:: Exercise goal ::
Retype the material in full, keeping every word the same.

— start of Records for the exercise —

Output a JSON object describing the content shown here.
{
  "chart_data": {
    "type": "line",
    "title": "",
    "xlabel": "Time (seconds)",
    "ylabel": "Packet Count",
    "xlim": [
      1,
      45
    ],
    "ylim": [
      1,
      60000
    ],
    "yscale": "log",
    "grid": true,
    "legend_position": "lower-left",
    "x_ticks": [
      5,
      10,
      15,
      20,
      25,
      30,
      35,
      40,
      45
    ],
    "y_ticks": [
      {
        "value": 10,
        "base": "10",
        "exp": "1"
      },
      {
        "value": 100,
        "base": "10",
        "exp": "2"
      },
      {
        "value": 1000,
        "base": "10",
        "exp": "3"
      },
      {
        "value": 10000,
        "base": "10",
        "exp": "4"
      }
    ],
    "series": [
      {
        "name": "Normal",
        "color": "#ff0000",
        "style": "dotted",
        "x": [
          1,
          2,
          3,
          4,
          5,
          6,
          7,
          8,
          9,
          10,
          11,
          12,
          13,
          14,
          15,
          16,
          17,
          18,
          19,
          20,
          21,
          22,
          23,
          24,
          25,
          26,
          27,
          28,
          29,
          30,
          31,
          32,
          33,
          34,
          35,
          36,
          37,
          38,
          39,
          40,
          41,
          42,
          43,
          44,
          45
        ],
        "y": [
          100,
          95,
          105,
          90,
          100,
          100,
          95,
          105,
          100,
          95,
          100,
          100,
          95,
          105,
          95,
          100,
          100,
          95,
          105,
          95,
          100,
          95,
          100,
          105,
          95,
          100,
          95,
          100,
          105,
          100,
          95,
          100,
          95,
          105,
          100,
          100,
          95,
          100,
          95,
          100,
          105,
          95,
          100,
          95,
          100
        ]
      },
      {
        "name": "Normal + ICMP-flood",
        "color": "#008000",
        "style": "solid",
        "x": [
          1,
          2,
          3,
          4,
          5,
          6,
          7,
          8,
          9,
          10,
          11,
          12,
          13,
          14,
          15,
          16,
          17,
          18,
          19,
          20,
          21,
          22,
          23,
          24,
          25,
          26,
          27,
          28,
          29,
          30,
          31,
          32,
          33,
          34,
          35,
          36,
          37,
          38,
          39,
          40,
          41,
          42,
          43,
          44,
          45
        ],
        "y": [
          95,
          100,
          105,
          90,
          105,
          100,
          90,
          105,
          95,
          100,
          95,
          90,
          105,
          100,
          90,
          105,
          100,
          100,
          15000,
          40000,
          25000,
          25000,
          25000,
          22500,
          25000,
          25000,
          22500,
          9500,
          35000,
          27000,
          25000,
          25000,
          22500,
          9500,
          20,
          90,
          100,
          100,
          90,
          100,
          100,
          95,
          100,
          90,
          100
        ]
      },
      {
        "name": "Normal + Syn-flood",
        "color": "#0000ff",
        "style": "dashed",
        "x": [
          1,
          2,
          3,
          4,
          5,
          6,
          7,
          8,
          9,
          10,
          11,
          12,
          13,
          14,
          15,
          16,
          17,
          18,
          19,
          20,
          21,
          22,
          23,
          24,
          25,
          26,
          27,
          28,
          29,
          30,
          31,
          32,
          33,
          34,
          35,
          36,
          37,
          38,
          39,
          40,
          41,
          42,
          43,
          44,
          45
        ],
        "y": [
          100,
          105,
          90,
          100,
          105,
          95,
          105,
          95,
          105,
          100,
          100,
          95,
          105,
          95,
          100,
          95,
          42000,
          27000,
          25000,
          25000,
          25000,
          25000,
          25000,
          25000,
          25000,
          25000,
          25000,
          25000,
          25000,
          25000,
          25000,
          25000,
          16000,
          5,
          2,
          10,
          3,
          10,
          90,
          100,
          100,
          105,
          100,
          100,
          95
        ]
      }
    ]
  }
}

— end of Records for the exercise —

:: The solution ::
Output a JSON object describing the content shown here.
{
  "chart_data": {
    "type": "line",
    "title": "",
    "xlabel": "Time (seconds)",
    "ylabel": "Packet Count",
    "xlim": [
      1,
      45
    ],
    "ylim": [
      1,
      60000
    ],
    "yscale": "log",
    "grid": true,
    "legend_position": "lower-left",
    "x_ticks": [
      5,
      10,
      15,
      20,
      25,
      30,
      35,
      40,
      45
    ],
    "y_ticks": [
      {
        "value": 10,
        "base": "10",
        "exp": "1"
      },
      {
        "value": 100,
        "base": "10",
        "exp": "2"
      },
      {
        "value": 1000,
        "base": "10",
        "exp": "3"
      },
      {
        "value": 10000,
        "base": "10",
        "exp": "4"
      }
    ],
    "series": [
      {
        "name": "Normal",
        "color": "#ff0000",
        "style": "dotted",
        "x": [
          1,
          2,
          3,
          4,
          5,
          6,
          7,
          8,
          9,
          10,
          11,
          12,
          13,
          14,
          15,
          16,
          17,
          18,
          19,
          20,
          21,
          22,
          23,
          24,
          25,
          26,
          27,
          28,
          29,
          30,
          31,
          32,
          33,
          34,
          35,
          36,
          37,
          38,
          39,
          40,
          41,
          42,
          43,
          44,
          45
        ],
        "y": [
          100,
          95,
          105,
          90,
          100,
          100,
          95,
          105,
          100,
          95,
          100,
          100,
          95,
          105,
          95,
          100,
          100,
          95,
          105,
          95,
          100,
          95,
          100,
          105,
          95,
          100,
          95,
          100,
          105,
          100,
          95,
          100,
          95,
          105,
          100,
          100,
          95,
          100,
          95,
          100,
          105,
          95,
          100,
          95,
          100
        ]
      },
      {
        "name": "Normal + ICMP-flood",
        "color": "#008000",
        "style": "solid",
        "x": [
          1,
          2,
          3,
          4,
          5,
          6,
          7,
          8,
          9,
          10,
          11,
          12,
          13,
          14,
          15,
          16,
          17,
          18,
          19,
          20,
          21,
          22,
          23,
          24,
          25,
          26,
          27,
          28,
          29,
          30,
          31,
          32,
          33,
          34,
          35,
          36,
          37,
          38,
          39,
          40,
          41,
          42,
          43,
          44,
          45
        ],
        "y": [
          95,
          100,
          105,
          90,
          105,
          100,
          90,
          105,
          95,
          100,
          95,
          90,
          105,
          100,
          90,
          105,
          100,
          100,
          15000,
          40000,
          25000,
          25000,
          25000,
          22500,
          25000,
          25000,
          22500,
          9500,
          35000,
          27000,
          25000,
          25000,
          22500,
          9500,
          20,
          90,
          100,
          100,
          90,
          100,
          100,
          95,
          100,
          90,
          100
        ]
      },
      {
        "name": "Normal + Syn-flood",
        "color": "#0000ff",
        "style": "dashed",
        "x": [
          1,
          2,
          3,
          4,
          5,
          6,
          7,
          8,
          9,
          10,
          11,
          12,
          13,
          14,
          15,
          16,
          17,
          18,
          19,
          20,
          21,
          22,
          23,
          24,
          25,
          26,
          27,
          28,
          29,
          30,
          31,
          32,
          33,
          34,
          35,
          36,
          37,
          38,
          39,
          40,
          41,
          42,
          43,
          44,
          45
        ],
        "y": [
          100,
          105,
          90,
          100,
          105,
          95,
          105,
          95,
          105,
          100,
          100,
          95,
          105,
          95,
          100,
          95,
          42000,
          27000,
          25000,
          25000,
          25000,
          25000,
          25000,
          25000,
          25000,
          25000,
          25000,
          25000,
          25000,
          25000,
          25000,
          25000,
          16000,
          5,
          2,
          10,
          3,
          10,
          90,
          100,
          100,
          105,
          100,
          100,
          95
        ]
      }
    ]
  }
}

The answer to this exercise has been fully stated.